Given task:
Repeat each line exactly as it is written.

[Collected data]
======
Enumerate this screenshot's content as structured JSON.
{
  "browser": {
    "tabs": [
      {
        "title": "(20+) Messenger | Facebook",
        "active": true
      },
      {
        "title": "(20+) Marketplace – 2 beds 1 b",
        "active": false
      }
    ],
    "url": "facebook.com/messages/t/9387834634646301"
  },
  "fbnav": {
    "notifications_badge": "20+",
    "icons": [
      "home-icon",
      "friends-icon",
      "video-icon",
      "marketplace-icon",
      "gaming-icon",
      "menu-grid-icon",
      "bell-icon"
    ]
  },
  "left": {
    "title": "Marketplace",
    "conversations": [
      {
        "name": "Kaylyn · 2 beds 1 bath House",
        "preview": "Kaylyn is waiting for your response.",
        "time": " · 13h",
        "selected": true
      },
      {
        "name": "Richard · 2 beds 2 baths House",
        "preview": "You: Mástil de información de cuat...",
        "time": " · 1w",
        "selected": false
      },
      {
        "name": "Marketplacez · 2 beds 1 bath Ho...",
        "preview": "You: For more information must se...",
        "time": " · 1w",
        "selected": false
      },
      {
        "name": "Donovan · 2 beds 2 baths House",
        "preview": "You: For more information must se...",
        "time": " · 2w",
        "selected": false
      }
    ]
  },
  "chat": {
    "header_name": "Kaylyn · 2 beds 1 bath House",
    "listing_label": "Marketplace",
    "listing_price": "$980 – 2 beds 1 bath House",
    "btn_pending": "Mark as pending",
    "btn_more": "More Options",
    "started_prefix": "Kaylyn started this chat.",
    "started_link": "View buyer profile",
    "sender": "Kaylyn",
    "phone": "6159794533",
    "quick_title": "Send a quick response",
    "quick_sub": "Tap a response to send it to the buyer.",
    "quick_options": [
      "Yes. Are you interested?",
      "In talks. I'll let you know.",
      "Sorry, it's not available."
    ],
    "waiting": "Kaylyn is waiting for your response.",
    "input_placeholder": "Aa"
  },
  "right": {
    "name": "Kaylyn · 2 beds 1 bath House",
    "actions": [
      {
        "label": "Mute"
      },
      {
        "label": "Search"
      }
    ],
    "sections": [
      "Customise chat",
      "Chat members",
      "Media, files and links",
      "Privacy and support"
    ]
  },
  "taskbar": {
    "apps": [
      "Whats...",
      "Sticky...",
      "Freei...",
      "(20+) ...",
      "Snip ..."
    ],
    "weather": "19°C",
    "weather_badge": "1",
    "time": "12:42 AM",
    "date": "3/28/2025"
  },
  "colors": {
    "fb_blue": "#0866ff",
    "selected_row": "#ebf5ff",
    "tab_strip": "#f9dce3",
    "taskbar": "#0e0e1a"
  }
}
======
Task response:
Enumerate this screenshot's content as structured JSON.
{
  "browser": {
    "tabs": [
      {
        "title": "(20+) Messenger | Facebook",
        "active": true
      },
      {
        "title": "(20+) Marketplace – 2 beds 1 b",
        "active": false
      }
    ],
    "url": "facebook.com/messages/t/9387834634646301"
  },
  "fbnav": {
    "notifications_badge": "20+",
    "icons": [
      "home-icon",
      "friends-icon",
      "video-icon",
      "marketplace-icon",
      "gaming-icon",
      "menu-grid-icon",
      "bell-icon"
    ]
  },
  "left": {
    "title": "Marketplace",
    "conversations": [
      {
        "name": "Kaylyn · 2 beds 1 bath House",
        "preview": "Kaylyn is waiting for your response.",
        "time": " · 13h",
        "selected": true
      },
      {
        "name": "Richard · 2 beds 2 baths House",
        "preview": "You: Mástil de información de cuat...",
        "time": " · 1w",
        "selected": false
      },
      {
        "name": "Marketplacez · 2 beds 1 bath Ho...",
        "preview": "You: For more information must se...",
        "time": " · 1w",
        "selected": false
      },
      {
        "name": "Donovan · 2 beds 2 baths House",
        "preview": "You: For more information must se...",
        "time": " · 2w",
        "selected": false
      }
    ]
  },
  "chat": {
    "header_name": "Kaylyn · 2 beds 1 bath House",
    "listing_label": "Marketplace",
    "listing_price": "$980 – 2 beds 1 bath House",
    "btn_pending": "Mark as pending",
    "btn_more": "More Options",
    "started_prefix": "Kaylyn started this chat.",
    "started_link": "View buyer profile",
    "sender": "Kaylyn",
    "phone": "6159794533",
    "quick_title": "Send a quick response",
    "quick_sub": "Tap a response to send it to the buyer.",
    "quick_options": [
      "Yes. Are you interested?",
      "In talks. I'll let you know.",
      "Sorry, it's not available."
    ],
    "waiting": "Kaylyn is waiting for your response.",
    "input_placeholder": "Aa"
  },
  "right": {
    "name": "Kaylyn · 2 beds 1 bath House",
    "actions": [
      {
        "label": "Mute"
      },
      {
        "label": "Search"
      }
    ],
    "sections": [
      "Customise chat",
      "Chat members",
      "Media, files and links",
      "Privacy and support"
    ]
  },
  "taskbar": {
    "apps": [
      "Whats...",
      "Sticky...",
      "Freei...",
      "(20+) ...",
      "Snip ..."
    ],
    "weather": "19°C",
    "weather_badge": "1",
    "time": "12:42 AM",
    "date": "3/28/2025"
  },
  "colors": {
    "fb_blue": "#0866ff",
    "selected_row": "#ebf5ff",
    "tab_strip": "#f9dce3",
    "taskbar": "#0e0e1a"
  }
}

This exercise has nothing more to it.